==== Provided records ====
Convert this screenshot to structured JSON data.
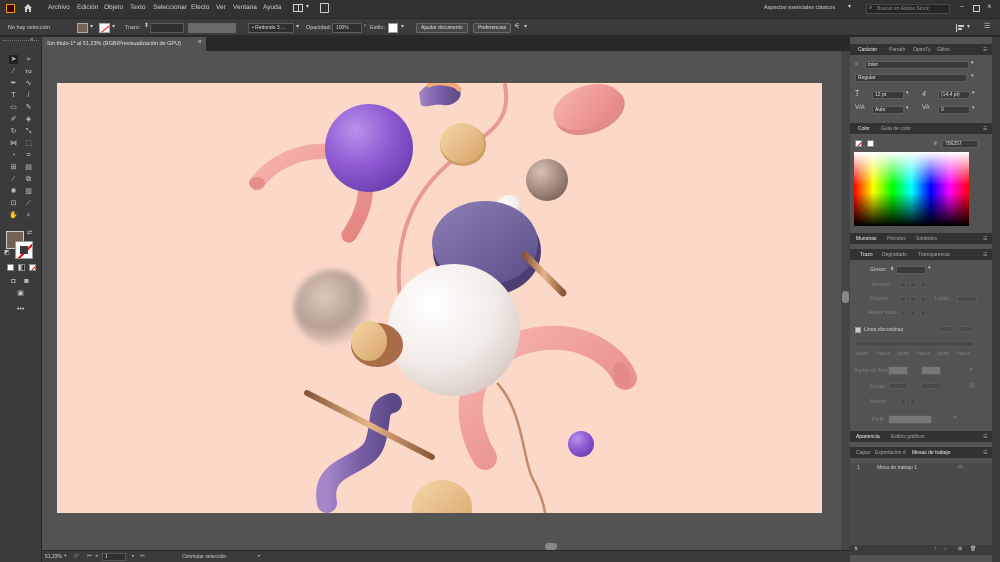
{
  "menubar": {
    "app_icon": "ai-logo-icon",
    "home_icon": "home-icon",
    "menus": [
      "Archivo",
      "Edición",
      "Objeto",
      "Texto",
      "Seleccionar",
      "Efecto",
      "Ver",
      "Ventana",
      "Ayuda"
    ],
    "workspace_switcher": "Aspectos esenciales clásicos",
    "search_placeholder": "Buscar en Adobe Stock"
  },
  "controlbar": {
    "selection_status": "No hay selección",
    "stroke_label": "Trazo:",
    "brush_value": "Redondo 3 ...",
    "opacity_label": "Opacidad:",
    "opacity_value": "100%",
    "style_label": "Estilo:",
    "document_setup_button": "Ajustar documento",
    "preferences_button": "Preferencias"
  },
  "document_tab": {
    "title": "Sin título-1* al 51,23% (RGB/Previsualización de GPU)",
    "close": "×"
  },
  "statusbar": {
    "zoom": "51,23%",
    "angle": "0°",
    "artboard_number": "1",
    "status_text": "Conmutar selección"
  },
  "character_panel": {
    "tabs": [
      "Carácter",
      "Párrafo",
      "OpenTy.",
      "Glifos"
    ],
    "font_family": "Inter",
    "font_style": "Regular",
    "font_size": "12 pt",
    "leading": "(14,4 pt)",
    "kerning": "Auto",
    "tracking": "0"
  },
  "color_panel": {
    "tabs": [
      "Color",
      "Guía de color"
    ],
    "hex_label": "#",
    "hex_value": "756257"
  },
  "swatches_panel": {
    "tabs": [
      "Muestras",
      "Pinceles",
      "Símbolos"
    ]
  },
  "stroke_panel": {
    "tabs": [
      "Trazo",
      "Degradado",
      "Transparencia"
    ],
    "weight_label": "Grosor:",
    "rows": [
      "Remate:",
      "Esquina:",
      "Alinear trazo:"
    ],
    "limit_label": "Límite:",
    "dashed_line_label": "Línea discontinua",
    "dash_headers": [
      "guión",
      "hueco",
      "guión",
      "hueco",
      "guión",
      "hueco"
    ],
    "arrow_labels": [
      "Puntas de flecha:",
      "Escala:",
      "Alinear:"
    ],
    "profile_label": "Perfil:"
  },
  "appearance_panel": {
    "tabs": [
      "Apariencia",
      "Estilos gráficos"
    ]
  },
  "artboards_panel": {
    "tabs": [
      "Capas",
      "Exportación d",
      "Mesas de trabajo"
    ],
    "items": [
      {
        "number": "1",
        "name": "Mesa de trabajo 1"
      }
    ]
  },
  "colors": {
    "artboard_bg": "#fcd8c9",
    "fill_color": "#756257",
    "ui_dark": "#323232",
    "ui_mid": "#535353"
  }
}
====
_Goal_
Look through the entries above; copy every line holding the string "icon".

_Completed task_
    "app_icon": "ai-logo-icon",
    "home_icon": "home-icon",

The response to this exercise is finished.